##### The records
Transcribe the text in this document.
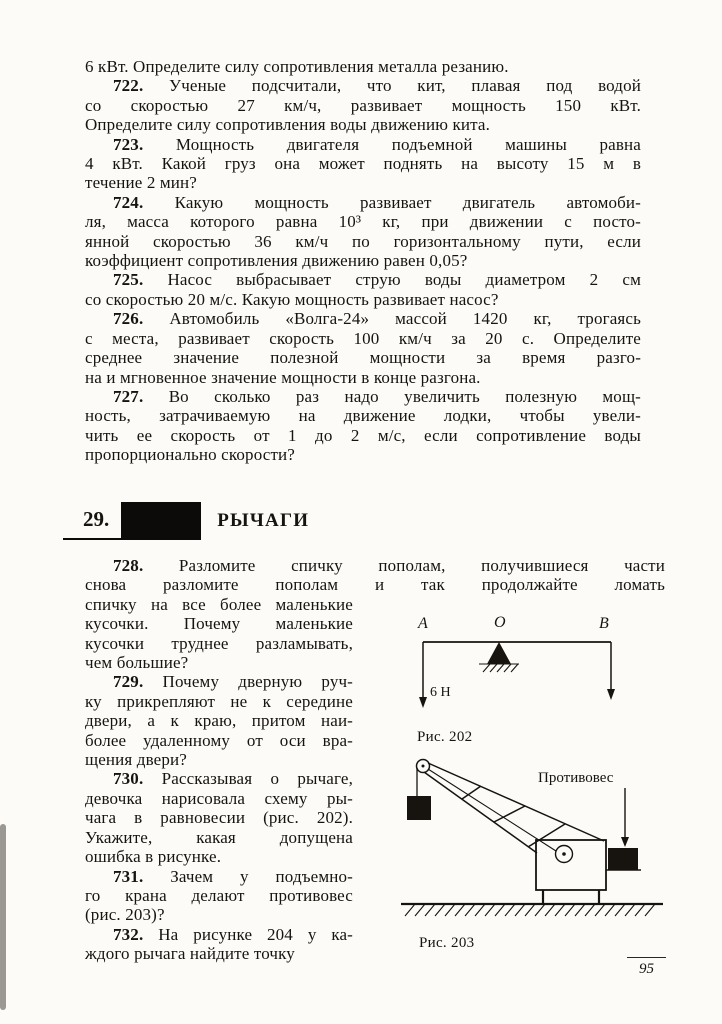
6 кВт. Определите силу сопротивления металла резанию.

722. Ученые подсчитали, что кит, плавая под водой
со скоростью 27 км/ч, развивает мощность 150 кВт.
Определите силу сопротивления воды движению кита.

723. Мощность двигателя подъемной машины равна
4 кВт. Какой груз она может поднять на высоту 15 м в
течение 2 мин?

724. Какую мощность развивает двигатель автомоби-
ля, масса которого равна 10³ кг, при движении с посто-
янной скоростью 36 км/ч по горизонтальному пути, если
коэффициент сопротивления движению равен 0,05?

725. Насос выбрасывает струю воды диаметром 2 см
со скоростью 20 м/с. Какую мощность развивает насос?

726. Автомобиль «Волга-24» массой 1420 кг, трогаясь
с места, развивает скорость 100 км/ч за 20 с. Определите
среднее значение полезной мощности за время разго-
на и мгновенное значение мощности в конце разгона.

727. Во сколько раз надо увеличить полезную мощ-
ность, затрачиваемую на движение лодки, чтобы увели-
чить ее скорость от 1 до 2 м/с, если сопротивление воды
пропорционально скорости?

29.	РЫЧАГИ

728. Разломите спичку пополам, получившиеся части
снова разломите пополам и так продолжайте ломать

спичку на все более маленькие
кусочки. Почему маленькие
кусочки труднее разламывать,
чем большие?

729. Почему дверную руч-
ку прикрепляют не к середине
двери, а к краю, притом наи-
более удаленному от оси вра-
щения двери?

730. Рассказывая о рычаге,
девочка нарисовала схему ры-
чага в равновесии (рис. 202).
Укажите, какая допущена
ошибка в рисунке.

731. Зачем у подъемно-
го крана делают противовес
(рис. 203)?

732. На рисунке 204 у ка-
ждого рычага найдите точку

A	O	B
6 Н
Рис. 202
Противовес
Рис. 203
95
##########
Work to complete
Write out the material above again, word for word, minus its pictures.

Final result
Transcribe the text in this document.
6 кВт. Определите силу сопротивления металла резанию.

722. Ученые подсчитали, что кит, плавая под водой
со скоростью 27 км/ч, развивает мощность 150 кВт.
Определите силу сопротивления воды движению кита.

723. Мощность двигателя подъемной машины равна
4 кВт. Какой груз она может поднять на высоту 15 м в
течение 2 мин?

724. Какую мощность развивает двигатель автомоби-
ля, масса которого равна 10³ кг, при движении с посто-
янной скоростью 36 км/ч по горизонтальному пути, если
коэффициент сопротивления движению равен 0,05?

725. Насос выбрасывает струю воды диаметром 2 см
со скоростью 20 м/с. Какую мощность развивает насос?

726. Автомобиль «Волга-24» массой 1420 кг, трогаясь
с места, развивает скорость 100 км/ч за 20 с. Определите
среднее значение полезной мощности за время разго-
на и мгновенное значение мощности в конце разгона.

727. Во сколько раз надо увеличить полезную мощ-
ность, затрачиваемую на движение лодки, чтобы увели-
чить ее скорость от 1 до 2 м/с, если сопротивление воды
пропорционально скорости?

29.	РЫЧАГИ

728. Разломите спичку пополам, получившиеся части
снова разломите пополам и так продолжайте ломать

спичку на все более маленькие
кусочки. Почему маленькие
кусочки труднее разламывать,
чем большие?

729. Почему дверную руч-
ку прикрепляют не к середине
двери, а к краю, притом наи-
более удаленному от оси вра-
щения двери?

730. Рассказывая о рычаге,
девочка нарисовала схему ры-
чага в равновесии (рис. 202).
Укажите, какая допущена
ошибка в рисунке.

731. Зачем у подъемно-
го крана делают противовес
(рис. 203)?

732. На рисунке 204 у ка-
ждого рычага найдите точку

A	O	B
6 Н
Рис. 202
Противовес
Рис. 203
95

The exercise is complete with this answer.